Copy the data word for word, keeping every line.

### INPUT RECORDS:
________

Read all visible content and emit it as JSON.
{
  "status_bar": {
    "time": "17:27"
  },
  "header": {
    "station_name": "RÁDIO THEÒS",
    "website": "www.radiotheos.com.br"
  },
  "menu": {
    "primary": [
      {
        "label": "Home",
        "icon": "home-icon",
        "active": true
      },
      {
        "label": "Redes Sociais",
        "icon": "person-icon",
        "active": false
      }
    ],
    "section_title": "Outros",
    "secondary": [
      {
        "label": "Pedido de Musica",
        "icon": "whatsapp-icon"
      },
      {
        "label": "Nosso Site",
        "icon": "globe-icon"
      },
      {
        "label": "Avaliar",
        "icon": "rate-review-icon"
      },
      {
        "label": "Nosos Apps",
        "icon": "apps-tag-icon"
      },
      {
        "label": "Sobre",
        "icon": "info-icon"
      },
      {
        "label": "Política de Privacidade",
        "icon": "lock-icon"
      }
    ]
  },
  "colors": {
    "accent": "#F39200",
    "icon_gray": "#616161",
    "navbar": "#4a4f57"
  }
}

________

### SOLVED PROBLEM:
Read all visible content and emit it as JSON.
{
  "status_bar": {
    "time": "17:27"
  },
  "header": {
    "station_name": "RÁDIO THEÒS",
    "website": "www.radiotheos.com.br"
  },
  "menu": {
    "primary": [
      {
        "label": "Home",
        "icon": "home-icon",
        "active": true
      },
      {
        "label": "Redes Sociais",
        "icon": "person-icon",
        "active": false
      }
    ],
    "section_title": "Outros",
    "secondary": [
      {
        "label": "Pedido de Musica",
        "icon": "whatsapp-icon"
      },
      {
        "label": "Nosso Site",
        "icon": "globe-icon"
      },
      {
        "label": "Avaliar",
        "icon": "rate-review-icon"
      },
      {
        "label": "Nosos Apps",
        "icon": "apps-tag-icon"
      },
      {
        "label": "Sobre",
        "icon": "info-icon"
      },
      {
        "label": "Política de Privacidade",
        "icon": "lock-icon"
      }
    ]
  },
  "colors": {
    "accent": "#F39200",
    "icon_gray": "#616161",
    "navbar": "#4a4f57"
  }
}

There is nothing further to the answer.